[Start Material provided]
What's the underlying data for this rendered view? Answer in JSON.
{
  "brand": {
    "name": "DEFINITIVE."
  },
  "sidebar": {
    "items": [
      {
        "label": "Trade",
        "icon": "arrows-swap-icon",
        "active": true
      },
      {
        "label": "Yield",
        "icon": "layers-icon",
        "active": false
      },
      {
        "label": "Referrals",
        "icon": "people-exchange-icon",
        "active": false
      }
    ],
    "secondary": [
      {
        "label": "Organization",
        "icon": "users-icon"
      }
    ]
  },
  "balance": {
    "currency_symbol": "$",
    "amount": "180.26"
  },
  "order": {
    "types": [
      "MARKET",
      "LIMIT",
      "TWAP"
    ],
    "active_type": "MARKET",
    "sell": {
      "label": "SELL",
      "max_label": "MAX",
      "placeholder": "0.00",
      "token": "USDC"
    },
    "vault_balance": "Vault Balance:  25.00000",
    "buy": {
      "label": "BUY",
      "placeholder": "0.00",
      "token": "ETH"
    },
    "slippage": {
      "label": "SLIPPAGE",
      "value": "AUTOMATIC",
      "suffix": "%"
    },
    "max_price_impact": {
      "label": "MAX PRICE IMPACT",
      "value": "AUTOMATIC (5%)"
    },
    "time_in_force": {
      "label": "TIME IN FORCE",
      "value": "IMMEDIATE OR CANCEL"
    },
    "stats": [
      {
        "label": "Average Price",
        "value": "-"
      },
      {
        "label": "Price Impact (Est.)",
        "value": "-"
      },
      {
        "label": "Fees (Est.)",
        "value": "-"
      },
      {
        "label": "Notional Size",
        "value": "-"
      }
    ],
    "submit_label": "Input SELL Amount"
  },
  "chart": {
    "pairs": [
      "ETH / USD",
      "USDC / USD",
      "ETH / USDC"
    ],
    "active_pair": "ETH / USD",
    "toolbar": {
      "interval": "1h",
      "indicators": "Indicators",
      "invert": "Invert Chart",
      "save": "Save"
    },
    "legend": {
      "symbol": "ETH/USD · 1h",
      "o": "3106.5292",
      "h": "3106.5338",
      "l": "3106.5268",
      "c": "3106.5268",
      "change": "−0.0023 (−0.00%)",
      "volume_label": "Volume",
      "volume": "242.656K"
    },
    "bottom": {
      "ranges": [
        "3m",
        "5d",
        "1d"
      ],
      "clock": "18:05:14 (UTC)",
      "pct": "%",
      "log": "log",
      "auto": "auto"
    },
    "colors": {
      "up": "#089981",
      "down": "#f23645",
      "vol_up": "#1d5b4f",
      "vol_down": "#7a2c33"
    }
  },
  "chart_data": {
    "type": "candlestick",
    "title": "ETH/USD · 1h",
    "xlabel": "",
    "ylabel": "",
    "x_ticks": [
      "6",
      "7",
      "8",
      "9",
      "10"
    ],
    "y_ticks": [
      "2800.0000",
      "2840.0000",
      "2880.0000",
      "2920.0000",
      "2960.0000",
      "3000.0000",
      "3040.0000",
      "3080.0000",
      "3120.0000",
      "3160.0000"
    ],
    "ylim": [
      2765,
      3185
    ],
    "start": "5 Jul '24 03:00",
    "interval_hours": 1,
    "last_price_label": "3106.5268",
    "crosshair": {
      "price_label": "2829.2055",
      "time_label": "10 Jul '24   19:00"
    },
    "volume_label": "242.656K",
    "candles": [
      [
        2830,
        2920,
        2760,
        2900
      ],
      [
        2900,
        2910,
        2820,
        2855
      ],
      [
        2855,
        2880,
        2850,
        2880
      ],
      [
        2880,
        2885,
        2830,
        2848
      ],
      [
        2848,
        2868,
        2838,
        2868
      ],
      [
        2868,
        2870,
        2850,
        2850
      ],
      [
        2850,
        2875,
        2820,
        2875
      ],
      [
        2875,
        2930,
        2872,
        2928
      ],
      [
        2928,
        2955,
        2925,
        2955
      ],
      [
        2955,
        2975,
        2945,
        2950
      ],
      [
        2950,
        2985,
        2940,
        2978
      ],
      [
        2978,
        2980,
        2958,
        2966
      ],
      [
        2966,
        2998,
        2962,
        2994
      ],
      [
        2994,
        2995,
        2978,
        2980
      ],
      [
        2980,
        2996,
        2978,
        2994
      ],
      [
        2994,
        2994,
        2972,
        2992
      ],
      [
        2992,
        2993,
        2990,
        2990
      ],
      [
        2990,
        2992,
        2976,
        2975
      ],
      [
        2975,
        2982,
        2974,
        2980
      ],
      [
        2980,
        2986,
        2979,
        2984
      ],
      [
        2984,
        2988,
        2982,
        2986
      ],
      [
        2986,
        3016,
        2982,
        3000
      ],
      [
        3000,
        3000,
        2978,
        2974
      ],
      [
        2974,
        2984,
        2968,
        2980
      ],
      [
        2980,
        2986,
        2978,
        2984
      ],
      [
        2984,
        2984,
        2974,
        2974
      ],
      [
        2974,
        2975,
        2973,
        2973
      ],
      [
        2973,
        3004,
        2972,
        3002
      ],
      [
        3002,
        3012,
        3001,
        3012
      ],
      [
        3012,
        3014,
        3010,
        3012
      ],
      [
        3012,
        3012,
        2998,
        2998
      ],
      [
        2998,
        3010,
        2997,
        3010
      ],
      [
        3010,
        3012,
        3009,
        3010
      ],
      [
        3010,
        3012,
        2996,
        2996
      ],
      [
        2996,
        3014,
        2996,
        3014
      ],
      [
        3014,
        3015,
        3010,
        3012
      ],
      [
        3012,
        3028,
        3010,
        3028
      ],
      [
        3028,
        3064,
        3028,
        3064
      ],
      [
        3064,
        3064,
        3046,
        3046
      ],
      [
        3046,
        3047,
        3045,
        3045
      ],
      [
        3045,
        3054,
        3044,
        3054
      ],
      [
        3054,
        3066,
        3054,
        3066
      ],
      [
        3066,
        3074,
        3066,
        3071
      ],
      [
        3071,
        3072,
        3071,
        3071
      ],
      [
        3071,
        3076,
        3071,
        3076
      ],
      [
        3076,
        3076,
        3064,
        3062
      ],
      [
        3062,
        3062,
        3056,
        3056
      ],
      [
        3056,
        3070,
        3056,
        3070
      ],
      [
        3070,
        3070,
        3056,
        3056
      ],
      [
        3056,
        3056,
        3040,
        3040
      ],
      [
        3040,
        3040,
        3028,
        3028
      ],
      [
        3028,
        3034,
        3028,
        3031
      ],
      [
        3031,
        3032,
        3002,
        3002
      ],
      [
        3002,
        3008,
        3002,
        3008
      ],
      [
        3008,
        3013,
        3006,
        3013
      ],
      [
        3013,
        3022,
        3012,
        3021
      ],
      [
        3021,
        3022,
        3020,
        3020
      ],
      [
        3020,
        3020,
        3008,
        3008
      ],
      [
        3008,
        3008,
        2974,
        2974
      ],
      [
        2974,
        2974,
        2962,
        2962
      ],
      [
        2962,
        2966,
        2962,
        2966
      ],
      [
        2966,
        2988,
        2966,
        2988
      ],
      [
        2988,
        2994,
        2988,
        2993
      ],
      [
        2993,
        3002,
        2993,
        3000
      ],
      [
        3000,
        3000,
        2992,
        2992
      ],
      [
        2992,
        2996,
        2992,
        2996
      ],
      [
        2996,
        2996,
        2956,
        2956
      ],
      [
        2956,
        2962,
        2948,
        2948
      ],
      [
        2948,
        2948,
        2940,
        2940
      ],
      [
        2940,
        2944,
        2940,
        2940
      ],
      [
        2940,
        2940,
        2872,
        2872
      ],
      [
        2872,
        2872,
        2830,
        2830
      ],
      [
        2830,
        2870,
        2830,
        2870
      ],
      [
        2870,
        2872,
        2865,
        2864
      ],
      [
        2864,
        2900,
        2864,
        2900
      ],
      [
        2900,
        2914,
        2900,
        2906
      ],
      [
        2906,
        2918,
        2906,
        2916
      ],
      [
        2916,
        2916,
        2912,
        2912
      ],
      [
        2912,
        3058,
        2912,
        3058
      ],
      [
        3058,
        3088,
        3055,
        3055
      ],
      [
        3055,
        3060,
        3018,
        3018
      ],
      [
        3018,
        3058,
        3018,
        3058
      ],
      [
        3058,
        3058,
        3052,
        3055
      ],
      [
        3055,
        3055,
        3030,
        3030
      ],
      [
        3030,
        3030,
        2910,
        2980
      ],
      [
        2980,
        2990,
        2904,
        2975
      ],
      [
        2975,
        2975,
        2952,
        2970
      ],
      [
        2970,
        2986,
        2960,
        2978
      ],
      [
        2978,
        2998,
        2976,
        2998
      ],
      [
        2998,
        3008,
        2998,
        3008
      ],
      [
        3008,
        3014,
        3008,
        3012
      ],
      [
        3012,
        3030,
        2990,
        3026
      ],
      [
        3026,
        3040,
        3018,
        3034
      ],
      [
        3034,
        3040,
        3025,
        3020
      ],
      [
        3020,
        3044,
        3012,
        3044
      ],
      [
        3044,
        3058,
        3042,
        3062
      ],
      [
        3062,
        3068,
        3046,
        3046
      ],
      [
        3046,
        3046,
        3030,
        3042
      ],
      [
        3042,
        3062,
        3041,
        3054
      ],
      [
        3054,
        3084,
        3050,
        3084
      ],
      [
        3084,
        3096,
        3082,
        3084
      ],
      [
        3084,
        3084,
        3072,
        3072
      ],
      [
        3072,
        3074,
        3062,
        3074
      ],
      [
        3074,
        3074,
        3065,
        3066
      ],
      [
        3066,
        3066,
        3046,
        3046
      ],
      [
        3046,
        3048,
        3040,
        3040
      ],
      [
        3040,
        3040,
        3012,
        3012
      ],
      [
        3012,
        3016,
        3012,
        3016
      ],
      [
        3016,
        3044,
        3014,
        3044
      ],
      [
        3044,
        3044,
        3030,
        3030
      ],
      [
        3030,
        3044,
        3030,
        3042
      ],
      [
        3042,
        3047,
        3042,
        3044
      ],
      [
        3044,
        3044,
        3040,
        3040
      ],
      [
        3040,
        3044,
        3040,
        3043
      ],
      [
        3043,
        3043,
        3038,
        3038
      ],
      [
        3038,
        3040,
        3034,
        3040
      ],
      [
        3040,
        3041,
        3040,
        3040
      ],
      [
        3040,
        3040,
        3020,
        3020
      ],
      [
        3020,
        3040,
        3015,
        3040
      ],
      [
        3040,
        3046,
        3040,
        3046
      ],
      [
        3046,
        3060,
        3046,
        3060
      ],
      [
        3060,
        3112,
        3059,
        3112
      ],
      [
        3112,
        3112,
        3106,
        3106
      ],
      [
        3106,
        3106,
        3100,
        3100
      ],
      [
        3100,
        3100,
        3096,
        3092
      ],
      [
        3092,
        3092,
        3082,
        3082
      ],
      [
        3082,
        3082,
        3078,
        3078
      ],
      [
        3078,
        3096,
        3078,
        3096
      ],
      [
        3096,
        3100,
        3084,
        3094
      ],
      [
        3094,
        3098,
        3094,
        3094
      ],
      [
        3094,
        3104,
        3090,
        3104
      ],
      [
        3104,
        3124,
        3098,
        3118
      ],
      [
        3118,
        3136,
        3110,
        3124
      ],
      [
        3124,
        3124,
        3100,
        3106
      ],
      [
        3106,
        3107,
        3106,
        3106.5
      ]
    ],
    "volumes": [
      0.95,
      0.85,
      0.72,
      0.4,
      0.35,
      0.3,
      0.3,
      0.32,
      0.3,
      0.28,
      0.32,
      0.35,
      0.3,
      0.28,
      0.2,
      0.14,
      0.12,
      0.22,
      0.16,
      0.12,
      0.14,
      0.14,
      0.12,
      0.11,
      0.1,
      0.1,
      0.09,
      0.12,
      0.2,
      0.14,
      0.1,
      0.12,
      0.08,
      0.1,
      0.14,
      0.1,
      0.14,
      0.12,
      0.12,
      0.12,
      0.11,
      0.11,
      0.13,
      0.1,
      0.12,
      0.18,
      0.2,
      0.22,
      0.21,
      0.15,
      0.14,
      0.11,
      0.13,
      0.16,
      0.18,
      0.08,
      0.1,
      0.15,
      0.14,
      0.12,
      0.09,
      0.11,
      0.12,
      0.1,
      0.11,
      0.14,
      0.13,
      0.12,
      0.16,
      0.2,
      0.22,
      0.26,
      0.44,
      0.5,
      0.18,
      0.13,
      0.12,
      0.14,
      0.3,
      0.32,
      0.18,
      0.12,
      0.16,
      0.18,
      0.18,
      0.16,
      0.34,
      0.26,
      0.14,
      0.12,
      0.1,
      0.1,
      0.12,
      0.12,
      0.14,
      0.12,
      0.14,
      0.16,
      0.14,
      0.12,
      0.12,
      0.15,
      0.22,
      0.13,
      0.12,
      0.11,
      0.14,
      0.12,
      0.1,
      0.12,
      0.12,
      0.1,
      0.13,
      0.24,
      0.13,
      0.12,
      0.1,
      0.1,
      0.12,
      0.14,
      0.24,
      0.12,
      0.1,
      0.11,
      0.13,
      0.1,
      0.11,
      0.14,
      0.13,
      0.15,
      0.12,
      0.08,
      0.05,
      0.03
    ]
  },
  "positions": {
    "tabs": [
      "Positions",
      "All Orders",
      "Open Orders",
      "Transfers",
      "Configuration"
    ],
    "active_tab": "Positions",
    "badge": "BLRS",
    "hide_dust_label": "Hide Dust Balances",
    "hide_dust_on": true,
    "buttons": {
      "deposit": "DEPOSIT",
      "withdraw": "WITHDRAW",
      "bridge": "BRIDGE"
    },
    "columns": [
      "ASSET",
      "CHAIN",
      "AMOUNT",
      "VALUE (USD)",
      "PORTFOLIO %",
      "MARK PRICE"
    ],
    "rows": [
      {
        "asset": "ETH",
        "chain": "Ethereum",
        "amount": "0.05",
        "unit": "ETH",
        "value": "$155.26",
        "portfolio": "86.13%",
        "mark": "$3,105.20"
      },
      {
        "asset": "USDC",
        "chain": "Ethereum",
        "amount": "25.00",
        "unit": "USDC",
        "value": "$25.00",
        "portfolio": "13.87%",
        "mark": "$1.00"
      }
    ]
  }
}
[End Material provided]
■ The task: Copy each line above containing the string "USDC".

■ Solution to the problem:
      "token": "USDC"
      "USDC / USD",
      "ETH / USDC"
        "asset": "USDC",
        "unit": "USDC",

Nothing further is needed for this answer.